**CONSEGNA:**
Nella discussione sul verso di Guccini, da che cosa dipende il congiuntivo di «così sia» secondo la spiegazione data?

**FONTE:**
# Accetto il crucifige e cosí sia



## lyancsie

Ciao,

Vorrei chiedervi una cosa. Nella canzone L'Avvelanata da Francesco Guccini si dice: ''lo ammetto che mi son sbagliato e accetto il crucifige e così sia''. Mia domanda e perché si usa il congiuntivo qui? Io direi invece: ''...accetto il crucifige e questa é la situazione'', ''...accetto il crucifige, e questa c'é''.

Guccini voleva dire un'altra cosa, e per questo si usa il congiuntivo? Se sí, cosa vuol dire questa qui?

Grazie in anticipio.


----------



## alfaalfa

Ciao e "amen"


----------



## quasi.stellar

"crucifige" e "così sia" sono due espressioni della liturgia cattolica preconfezionate.
In particolare "così sia" significa [se tu vuoi così] (sottinteso) "così sia" ovvero "sia come vuoi tu".
È la formula che conclude tutte le preghiere in italiano, alternativa alla formula "amen" che (correggetemi, non vorrei dire una sciocchezza) conclude tutte le preghiere in latino ed è di derivazione ebraica.
Il congiuntivo dipende dal fatto che si tratta di una proposizione concessiva.
"Se Dio lo vuole, così sia".


----------



## lyancsie

Grazie mille per la risposta dettagliata!


----------



## ohbice

Ho sempre pensato fosse una forma "imperativa"... mi sbagliavo, allora.
Ps: secondo Treccani è un "Chiedo che sia così", un'affermazione di fede e di domanda/affidamento insieme (o almeno così ho capito io). Dal punto di vista grammaticale sono del tutto ignaro di cosa può essere.

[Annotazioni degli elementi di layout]
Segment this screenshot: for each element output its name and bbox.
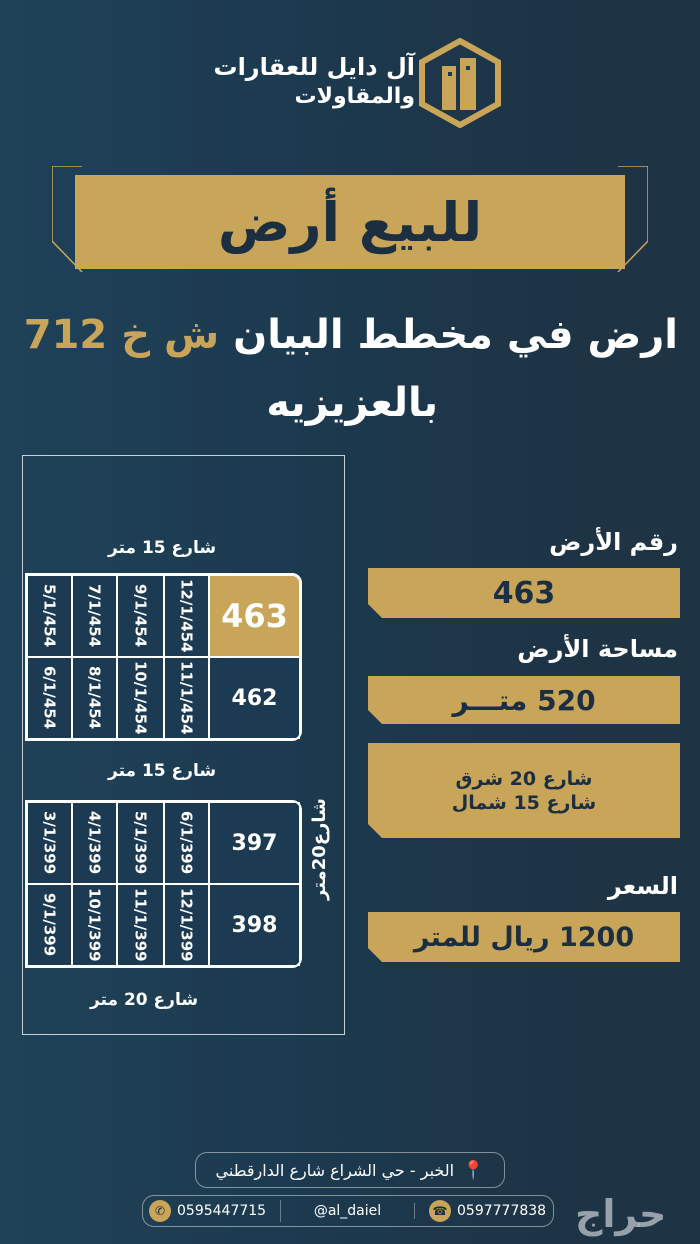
phone-contact[interactable]: ☎ 0597777838 [415, 1200, 553, 1222]
lot-cell: 12/1/399 [164, 884, 209, 966]
whatsapp-number: 0595447715 [177, 1203, 267, 1219]
social-handle[interactable]: @al_daiel [281, 1203, 415, 1219]
plan-frame [22, 455, 345, 1035]
lot-cell: 10/1/454 [117, 657, 164, 739]
haraj-watermark: حراج [575, 1192, 667, 1236]
streets-box: شارع 20 شرق شارع 15 شمال [368, 743, 680, 838]
lot-cell: 4/1/399 [72, 802, 117, 884]
headline-text: ارض في مخطط البيان [233, 312, 678, 358]
address-pill: 📍 الخبر - حي الشراع شارع الدارقطني [195, 1152, 505, 1188]
price-label: السعر [607, 872, 678, 900]
brand-line2: والمقاولات [294, 84, 415, 109]
plot-398: 398 [209, 884, 300, 966]
plot-number-label: رقم الأرض [549, 528, 678, 556]
lot-cell: 12/1/454 [164, 575, 209, 657]
lot-cell: 7/1/454 [72, 575, 117, 657]
street-east: شارع 20 شرق [455, 767, 593, 790]
lot-cell: 5/1/454 [27, 575, 72, 657]
building-logo-icon [419, 38, 501, 128]
lot-cell: 9/1/399 [27, 884, 72, 966]
plot-number-value: 463 [368, 568, 680, 618]
middle-street-label: شارع 15 متر [108, 761, 217, 781]
brand-name: آل دايل للعقارات والمقاولات [195, 52, 415, 112]
plot-463-highlighted: 463 [209, 575, 300, 657]
whatsapp-icon: ✆ [149, 1200, 171, 1222]
lot-cell: 6/1/454 [27, 657, 72, 739]
contacts-pill: ✆ 0595447715 @al_daiel ☎ 0597777838 [142, 1195, 554, 1227]
phone-number: 0597777838 [457, 1203, 547, 1219]
plan-block-399: 3/1/399 4/1/399 5/1/399 6/1/399 397 9/1/… [25, 800, 302, 968]
headline-highlight: ش خ 712 [23, 312, 220, 358]
lot-cell: 8/1/454 [72, 657, 117, 739]
lot-cell: 6/1/399 [164, 802, 209, 884]
area-label: مساحة الأرض [517, 635, 678, 663]
area-value: 520 متـــر [368, 676, 680, 724]
for-sale-banner: للبيع أرض [75, 175, 625, 269]
lot-cell: 3/1/399 [27, 802, 72, 884]
location-pin-icon: 📍 [462, 1159, 485, 1181]
street-north: شارع 15 شمال [451, 791, 597, 814]
lot-cell: 9/1/454 [117, 575, 164, 657]
headline-line2: بالعزيزيه [266, 380, 438, 426]
plot-397: 397 [209, 802, 300, 884]
banner-frame [52, 166, 648, 272]
phone-icon: ☎ [429, 1200, 451, 1222]
lot-cell: 11/1/399 [117, 884, 164, 966]
plot-462: 462 [209, 657, 300, 739]
whatsapp-contact[interactable]: ✆ 0595447715 [143, 1200, 281, 1222]
bottom-street-label: شارع 20 متر [90, 990, 199, 1010]
plan-block-454: 5/1/454 7/1/454 9/1/454 12/1/454 463 6/1… [25, 573, 302, 741]
side-street-text: شارع20متر [309, 798, 330, 900]
address-text: الخبر - حي الشراع شارع الدارقطني [215, 1160, 455, 1180]
lot-cell: 5/1/399 [117, 802, 164, 884]
lot-cell: 10/1/399 [72, 884, 117, 966]
brand-line1: آل دايل للعقارات [213, 53, 415, 81]
headline: ارض في مخطط البيان ش خ 712 [24, 312, 678, 358]
lot-cell: 11/1/454 [164, 657, 209, 739]
price-value: 1200 ريال للمتر [368, 912, 680, 962]
top-street-label: شارع 15 متر [108, 538, 217, 558]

**RISULTATO:**
Dal fatto che si tratta di una proposizione concessiva.